* Objetivo A
Reproduza literalmente a parte do trecho entre "https://biblioteca.ibge.gov.br/visualizacao/livros/liv98965.pdf" e "2014 para 2015.", incluindo ambas as pontas.

* Trecho
--*--
[ABE-L] Usos e abusos dos números

Denise Britz do Nascimento Silva denisebritz em gmail.com
Sex Dez 22 16:23:29 -03 2017


Alexandre  e Hedibert

é verdade que podemos diminuir a desigualdade sem reduzir a pobreza, ou
podemos manter a desigualdade mesmo ficando todos em pior situação
econômica.

Para contribuir no debate, peço que vejam o gráfico 4.8 da publicação
Síntese de Indicadores Sociais do IBGE 2016 - que compara o acesso dos
estudantes mais pobres ao ensino público superior ( que reproduzo abaixo).

https://biblioteca.ibge.gov.br/visualizacao/livros/liv98965.pdf

O gráfico indica que, ao considerar a distribuição do rendimento domiciliar
per capita de estudantes da rede pública de ensino superior,   a parcela
proveniente das famílias mais pobres aumentou ao longo de 10 anos,
fornecendo evidência de que a população de estudantes do ensino público
superior  é composta proporcionalmente de mais jovens de famílias com menos
recursos financeiros (que estão conseguindo alcançar o ensino superior
público) .

Ao mesmo tempo, o gráfico 6.3 indica uma leve tendência da renda domiciliar
per capita mediana (todos os valores corrigidos pela inflação para base
2015). Deve-se também reconhecer a queda de 2014 para 2015.
Adicionalmente,  o gráfico 6.4 indica que a parcela da população com
rendimento domiciliar per capita mais baixo diminui, se deslocando para
estratos de rendimento superiores adjacentes (mas também houve leve queda
nos estrato superior).

Acredito que, unindo as evidências, ainda  é possível concluir que, de 2005
a 2015, as famílias brasileiras não ficaram mais pobres, houve aumento real
de rendimento. Acho então que as famílias dos estudantes não ficaram mais
pobres, entretanto mais estudantes de famílias pobres alcançaram o ensino
superior, indicando  mudança de composição da população de estudantes do
ensino superior público.
--*--
* Registros armazenados
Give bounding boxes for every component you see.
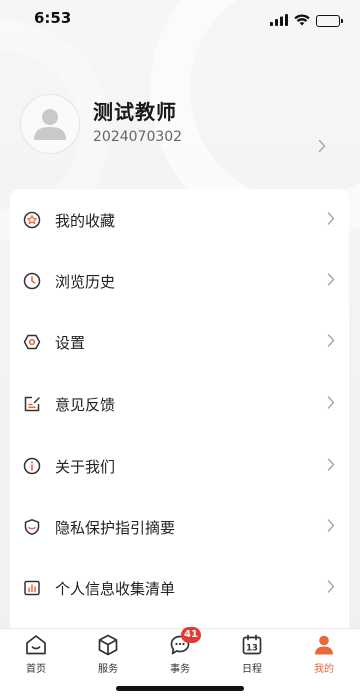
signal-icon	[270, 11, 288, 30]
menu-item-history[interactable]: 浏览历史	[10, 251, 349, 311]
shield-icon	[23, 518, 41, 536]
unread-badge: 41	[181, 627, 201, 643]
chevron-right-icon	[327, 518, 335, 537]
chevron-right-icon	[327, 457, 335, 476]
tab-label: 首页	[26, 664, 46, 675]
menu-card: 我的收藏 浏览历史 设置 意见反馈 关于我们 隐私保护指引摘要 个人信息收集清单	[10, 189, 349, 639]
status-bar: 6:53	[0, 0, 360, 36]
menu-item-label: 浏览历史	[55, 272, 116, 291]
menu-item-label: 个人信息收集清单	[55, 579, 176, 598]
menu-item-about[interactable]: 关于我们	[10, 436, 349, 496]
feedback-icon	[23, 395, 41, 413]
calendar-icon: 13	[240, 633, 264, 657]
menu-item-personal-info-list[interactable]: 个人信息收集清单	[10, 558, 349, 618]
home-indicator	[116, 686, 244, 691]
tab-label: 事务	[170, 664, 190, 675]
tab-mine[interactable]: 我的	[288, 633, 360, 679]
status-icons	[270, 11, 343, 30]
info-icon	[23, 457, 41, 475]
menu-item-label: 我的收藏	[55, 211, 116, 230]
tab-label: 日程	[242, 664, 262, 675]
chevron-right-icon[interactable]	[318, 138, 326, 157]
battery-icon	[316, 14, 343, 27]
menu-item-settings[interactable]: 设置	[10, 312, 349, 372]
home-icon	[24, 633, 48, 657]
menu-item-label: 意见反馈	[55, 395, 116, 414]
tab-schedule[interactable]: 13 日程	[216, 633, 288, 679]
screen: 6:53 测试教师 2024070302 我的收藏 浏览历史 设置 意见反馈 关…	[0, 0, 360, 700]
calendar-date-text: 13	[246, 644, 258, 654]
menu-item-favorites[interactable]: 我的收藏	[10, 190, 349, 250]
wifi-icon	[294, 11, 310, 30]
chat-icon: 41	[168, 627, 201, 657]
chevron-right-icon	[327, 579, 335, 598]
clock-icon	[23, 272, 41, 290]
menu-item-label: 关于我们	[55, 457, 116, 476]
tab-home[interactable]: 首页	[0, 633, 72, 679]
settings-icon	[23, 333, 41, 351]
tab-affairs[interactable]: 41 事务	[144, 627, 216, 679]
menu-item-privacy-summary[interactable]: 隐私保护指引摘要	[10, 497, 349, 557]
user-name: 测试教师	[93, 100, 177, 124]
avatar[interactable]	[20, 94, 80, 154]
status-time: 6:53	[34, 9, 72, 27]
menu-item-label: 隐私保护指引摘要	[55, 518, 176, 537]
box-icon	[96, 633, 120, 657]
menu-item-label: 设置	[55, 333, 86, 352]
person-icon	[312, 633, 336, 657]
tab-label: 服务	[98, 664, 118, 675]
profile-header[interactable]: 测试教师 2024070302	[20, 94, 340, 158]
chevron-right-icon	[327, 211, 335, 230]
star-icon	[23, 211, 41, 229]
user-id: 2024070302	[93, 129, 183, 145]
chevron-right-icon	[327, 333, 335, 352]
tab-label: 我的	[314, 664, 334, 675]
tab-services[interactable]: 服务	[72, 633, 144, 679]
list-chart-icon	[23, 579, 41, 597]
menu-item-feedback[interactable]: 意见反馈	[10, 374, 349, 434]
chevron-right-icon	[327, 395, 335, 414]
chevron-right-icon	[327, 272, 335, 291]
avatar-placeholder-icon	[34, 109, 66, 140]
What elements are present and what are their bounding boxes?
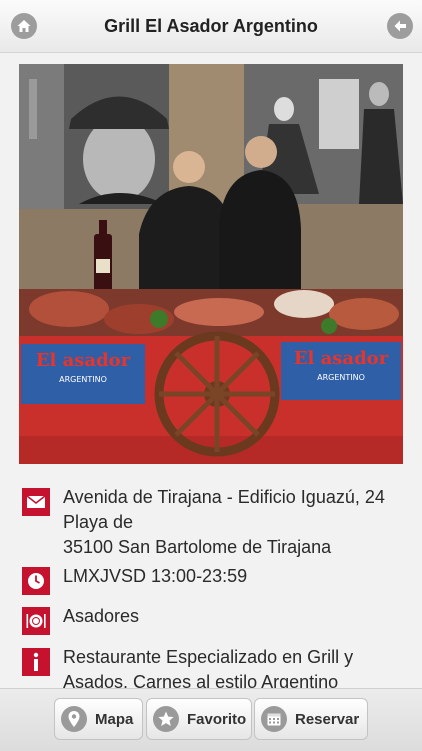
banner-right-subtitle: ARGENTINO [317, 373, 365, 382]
--*--
* Objetivo B
Por favor, troque "menu-item-label" por "menu-label" nas linhas dos registros entre a que contém "11, 288, 30]" e a que contém "633, 264, 657]", inclusive. Apresente somente essas linhas, com todo o resto inalterado.

* Solução do exercício A
https://biblioteca.ibge.gov.br/visualizacao/livros/liv98965.pdf

O gráfico indica que, ao considerar a distribuição do rendimento domiciliar
per capita de estudantes da rede pública de ensino superior,   a parcela
proveniente das famílias mais pobres aumentou ao longo de 10 anos,
fornecendo evidência de que a população de estudantes do ensino público
superior  é composta proporcionalmente de mais jovens de famílias com menos
recursos financeiros (que estão conseguindo alcançar o ensino superior
público) .

Ao mesmo tempo, o gráfico 6.3 indica uma leve tendência da renda domiciliar
per capita mediana (todos os valores corrigidos pela inflação para base
2015). Deve-se também reconhecer a queda de 2014 para 2015.

* Solução do exercício B
signal-icon	[270, 11, 288, 30]
menu-item-history[interactable]: 浏览历史	[10, 251, 349, 311]
shield-icon	[23, 518, 41, 536]
unread-badge: 41	[181, 627, 201, 643]
chevron-right-icon	[327, 518, 335, 537]
chevron-right-icon	[327, 457, 335, 476]
tab-label: 首页	[26, 664, 46, 675]
menu-card: 我的收藏 浏览历史 设置 意见反馈 关于我们 隐私保护指引摘要 个人信息收集清单	[10, 189, 349, 639]
status-bar: 6:53	[0, 0, 360, 36]
menu-label: 浏览历史	[55, 272, 116, 291]
menu-label: 个人信息收集清单	[55, 579, 176, 598]
menu-item-about[interactable]: 关于我们	[10, 436, 349, 496]
feedback-icon	[23, 395, 41, 413]
calendar-icon: 13	[240, 633, 264, 657]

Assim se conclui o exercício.